**Task requirements**
Repeat the whole listing exactly.

::::

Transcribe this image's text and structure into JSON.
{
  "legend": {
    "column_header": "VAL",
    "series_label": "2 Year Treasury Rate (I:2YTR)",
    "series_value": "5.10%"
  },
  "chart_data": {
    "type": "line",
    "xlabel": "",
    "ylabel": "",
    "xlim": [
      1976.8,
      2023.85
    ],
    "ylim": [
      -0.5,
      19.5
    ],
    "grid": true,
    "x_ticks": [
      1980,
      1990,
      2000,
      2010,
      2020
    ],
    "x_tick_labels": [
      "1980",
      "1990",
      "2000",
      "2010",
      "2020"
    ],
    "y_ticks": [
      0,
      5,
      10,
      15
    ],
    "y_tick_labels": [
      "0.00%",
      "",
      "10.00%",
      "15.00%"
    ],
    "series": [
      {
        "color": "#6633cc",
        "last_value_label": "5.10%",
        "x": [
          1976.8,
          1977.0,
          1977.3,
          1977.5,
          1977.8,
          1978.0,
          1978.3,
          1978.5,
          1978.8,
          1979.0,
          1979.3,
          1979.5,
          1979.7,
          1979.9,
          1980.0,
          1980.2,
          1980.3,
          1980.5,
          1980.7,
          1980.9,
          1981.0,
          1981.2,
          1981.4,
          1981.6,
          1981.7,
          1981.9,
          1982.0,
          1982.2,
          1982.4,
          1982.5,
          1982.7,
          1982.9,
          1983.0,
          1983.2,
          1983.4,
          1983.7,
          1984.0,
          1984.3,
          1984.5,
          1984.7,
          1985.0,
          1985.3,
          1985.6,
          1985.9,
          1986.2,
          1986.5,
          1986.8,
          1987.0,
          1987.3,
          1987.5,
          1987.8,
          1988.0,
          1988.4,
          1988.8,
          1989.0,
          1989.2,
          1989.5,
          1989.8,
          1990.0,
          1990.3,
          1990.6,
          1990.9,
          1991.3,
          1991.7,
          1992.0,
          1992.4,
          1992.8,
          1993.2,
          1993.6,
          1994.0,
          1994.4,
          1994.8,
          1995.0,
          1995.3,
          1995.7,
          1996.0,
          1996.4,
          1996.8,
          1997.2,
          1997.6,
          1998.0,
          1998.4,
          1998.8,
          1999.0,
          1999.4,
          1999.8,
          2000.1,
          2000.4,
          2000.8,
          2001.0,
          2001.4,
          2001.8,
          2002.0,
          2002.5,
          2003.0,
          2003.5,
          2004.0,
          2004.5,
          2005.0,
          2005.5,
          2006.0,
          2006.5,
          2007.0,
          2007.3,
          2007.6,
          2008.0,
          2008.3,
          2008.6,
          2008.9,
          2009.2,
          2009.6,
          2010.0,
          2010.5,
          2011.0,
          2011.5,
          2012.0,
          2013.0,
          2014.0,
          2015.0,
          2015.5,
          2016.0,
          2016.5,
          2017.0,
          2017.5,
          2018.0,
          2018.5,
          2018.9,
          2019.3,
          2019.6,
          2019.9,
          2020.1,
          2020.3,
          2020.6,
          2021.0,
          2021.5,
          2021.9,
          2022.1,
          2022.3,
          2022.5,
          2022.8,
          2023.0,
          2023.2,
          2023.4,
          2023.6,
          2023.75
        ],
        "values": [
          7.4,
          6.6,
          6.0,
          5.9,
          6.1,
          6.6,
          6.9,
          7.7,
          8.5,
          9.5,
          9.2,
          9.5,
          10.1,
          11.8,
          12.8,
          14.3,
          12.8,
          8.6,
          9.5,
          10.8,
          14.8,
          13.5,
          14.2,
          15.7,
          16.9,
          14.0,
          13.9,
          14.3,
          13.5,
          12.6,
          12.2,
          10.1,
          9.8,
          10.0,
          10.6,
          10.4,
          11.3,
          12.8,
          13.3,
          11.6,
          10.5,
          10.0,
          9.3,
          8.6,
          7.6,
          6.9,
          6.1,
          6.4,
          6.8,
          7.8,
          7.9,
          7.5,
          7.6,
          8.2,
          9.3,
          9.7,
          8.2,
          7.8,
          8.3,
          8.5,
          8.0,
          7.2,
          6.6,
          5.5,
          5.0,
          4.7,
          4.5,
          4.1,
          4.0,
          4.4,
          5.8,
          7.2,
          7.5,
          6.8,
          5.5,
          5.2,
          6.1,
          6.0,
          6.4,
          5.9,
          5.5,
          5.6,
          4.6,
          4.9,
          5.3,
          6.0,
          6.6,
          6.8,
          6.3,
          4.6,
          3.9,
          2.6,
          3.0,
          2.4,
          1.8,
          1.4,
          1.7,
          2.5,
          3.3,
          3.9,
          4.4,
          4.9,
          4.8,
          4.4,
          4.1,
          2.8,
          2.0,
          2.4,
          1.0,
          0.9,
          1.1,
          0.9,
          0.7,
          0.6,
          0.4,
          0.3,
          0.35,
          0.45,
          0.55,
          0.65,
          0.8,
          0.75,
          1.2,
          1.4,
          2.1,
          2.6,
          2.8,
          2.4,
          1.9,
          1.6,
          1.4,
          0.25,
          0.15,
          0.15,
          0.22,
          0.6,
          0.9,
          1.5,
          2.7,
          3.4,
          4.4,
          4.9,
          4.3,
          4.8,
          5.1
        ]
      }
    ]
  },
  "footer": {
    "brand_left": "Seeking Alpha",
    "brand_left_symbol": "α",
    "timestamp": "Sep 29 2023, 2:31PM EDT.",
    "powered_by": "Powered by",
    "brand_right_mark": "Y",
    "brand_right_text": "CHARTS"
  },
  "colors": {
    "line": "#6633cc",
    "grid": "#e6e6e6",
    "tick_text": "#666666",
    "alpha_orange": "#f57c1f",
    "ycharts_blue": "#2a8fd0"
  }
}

::::

**Result of this task**
Transcribe this image's text and structure into JSON.
{
  "legend": {
    "column_header": "VAL",
    "series_label": "2 Year Treasury Rate (I:2YTR)",
    "series_value": "5.10%"
  },
  "chart_data": {
    "type": "line",
    "xlabel": "",
    "ylabel": "",
    "xlim": [
      1976.8,
      2023.85
    ],
    "ylim": [
      -0.5,
      19.5
    ],
    "grid": true,
    "x_ticks": [
      1980,
      1990,
      2000,
      2010,
      2020
    ],
    "x_tick_labels": [
      "1980",
      "1990",
      "2000",
      "2010",
      "2020"
    ],
    "y_ticks": [
      0,
      5,
      10,
      15
    ],
    "y_tick_labels": [
      "0.00%",
      "",
      "10.00%",
      "15.00%"
    ],
    "series": [
      {
        "color": "#6633cc",
        "last_value_label": "5.10%",
        "x": [
          1976.8,
          1977.0,
          1977.3,
          1977.5,
          1977.8,
          1978.0,
          1978.3,
          1978.5,
          1978.8,
          1979.0,
          1979.3,
          1979.5,
          1979.7,
          1979.9,
          1980.0,
          1980.2,
          1980.3,
          1980.5,
          1980.7,
          1980.9,
          1981.0,
          1981.2,
          1981.4,
          1981.6,
          1981.7,
          1981.9,
          1982.0,
          1982.2,
          1982.4,
          1982.5,
          1982.7,
          1982.9,
          1983.0,
          1983.2,
          1983.4,
          1983.7,
          1984.0,
          1984.3,
          1984.5,
          1984.7,
          1985.0,
          1985.3,
          1985.6,
          1985.9,
          1986.2,
          1986.5,
          1986.8,
          1987.0,
          1987.3,
          1987.5,
          1987.8,
          1988.0,
          1988.4,
          1988.8,
          1989.0,
          1989.2,
          1989.5,
          1989.8,
          1990.0,
          1990.3,
          1990.6,
          1990.9,
          1991.3,
          1991.7,
          1992.0,
          1992.4,
          1992.8,
          1993.2,
          1993.6,
          1994.0,
          1994.4,
          1994.8,
          1995.0,
          1995.3,
          1995.7,
          1996.0,
          1996.4,
          1996.8,
          1997.2,
          1997.6,
          1998.0,
          1998.4,
          1998.8,
          1999.0,
          1999.4,
          1999.8,
          2000.1,
          2000.4,
          2000.8,
          2001.0,
          2001.4,
          2001.8,
          2002.0,
          2002.5,
          2003.0,
          2003.5,
          2004.0,
          2004.5,
          2005.0,
          2005.5,
          2006.0,
          2006.5,
          2007.0,
          2007.3,
          2007.6,
          2008.0,
          2008.3,
          2008.6,
          2008.9,
          2009.2,
          2009.6,
          2010.0,
          2010.5,
          2011.0,
          2011.5,
          2012.0,
          2013.0,
          2014.0,
          2015.0,
          2015.5,
          2016.0,
          2016.5,
          2017.0,
          2017.5,
          2018.0,
          2018.5,
          2018.9,
          2019.3,
          2019.6,
          2019.9,
          2020.1,
          2020.3,
          2020.6,
          2021.0,
          2021.5,
          2021.9,
          2022.1,
          2022.3,
          2022.5,
          2022.8,
          2023.0,
          2023.2,
          2023.4,
          2023.6,
          2023.75
        ],
        "values": [
          7.4,
          6.6,
          6.0,
          5.9,
          6.1,
          6.6,
          6.9,
          7.7,
          8.5,
          9.5,
          9.2,
          9.5,
          10.1,
          11.8,
          12.8,
          14.3,
          12.8,
          8.6,
          9.5,
          10.8,
          14.8,
          13.5,
          14.2,
          15.7,
          16.9,
          14.0,
          13.9,
          14.3,
          13.5,
          12.6,
          12.2,
          10.1,
          9.8,
          10.0,
          10.6,
          10.4,
          11.3,
          12.8,
          13.3,
          11.6,
          10.5,
          10.0,
          9.3,
          8.6,
          7.6,
          6.9,
          6.1,
          6.4,
          6.8,
          7.8,
          7.9,
          7.5,
          7.6,
          8.2,
          9.3,
          9.7,
          8.2,
          7.8,
          8.3,
          8.5,
          8.0,
          7.2,
          6.6,
          5.5,
          5.0,
          4.7,
          4.5,
          4.1,
          4.0,
          4.4,
          5.8,
          7.2,
          7.5,
          6.8,
          5.5,
          5.2,
          6.1,
          6.0,
          6.4,
          5.9,
          5.5,
          5.6,
          4.6,
          4.9,
          5.3,
          6.0,
          6.6,
          6.8,
          6.3,
          4.6,
          3.9,
          2.6,
          3.0,
          2.4,
          1.8,
          1.4,
          1.7,
          2.5,
          3.3,
          3.9,
          4.4,
          4.9,
          4.8,
          4.4,
          4.1,
          2.8,
          2.0,
          2.4,
          1.0,
          0.9,
          1.1,
          0.9,
          0.7,
          0.6,
          0.4,
          0.3,
          0.35,
          0.45,
          0.55,
          0.65,
          0.8,
          0.75,
          1.2,
          1.4,
          2.1,
          2.6,
          2.8,
          2.4,
          1.9,
          1.6,
          1.4,
          0.25,
          0.15,
          0.15,
          0.22,
          0.6,
          0.9,
          1.5,
          2.7,
          3.4,
          4.4,
          4.9,
          4.3,
          4.8,
          5.1
        ]
      }
    ]
  },
  "footer": {
    "brand_left": "Seeking Alpha",
    "brand_left_symbol": "α",
    "timestamp": "Sep 29 2023, 2:31PM EDT.",
    "powered_by": "Powered by",
    "brand_right_mark": "Y",
    "brand_right_text": "CHARTS"
  },
  "colors": {
    "line": "#6633cc",
    "grid": "#e6e6e6",
    "tick_text": "#666666",
    "alpha_orange": "#f57c1f",
    "ycharts_blue": "#2a8fd0"
  }
}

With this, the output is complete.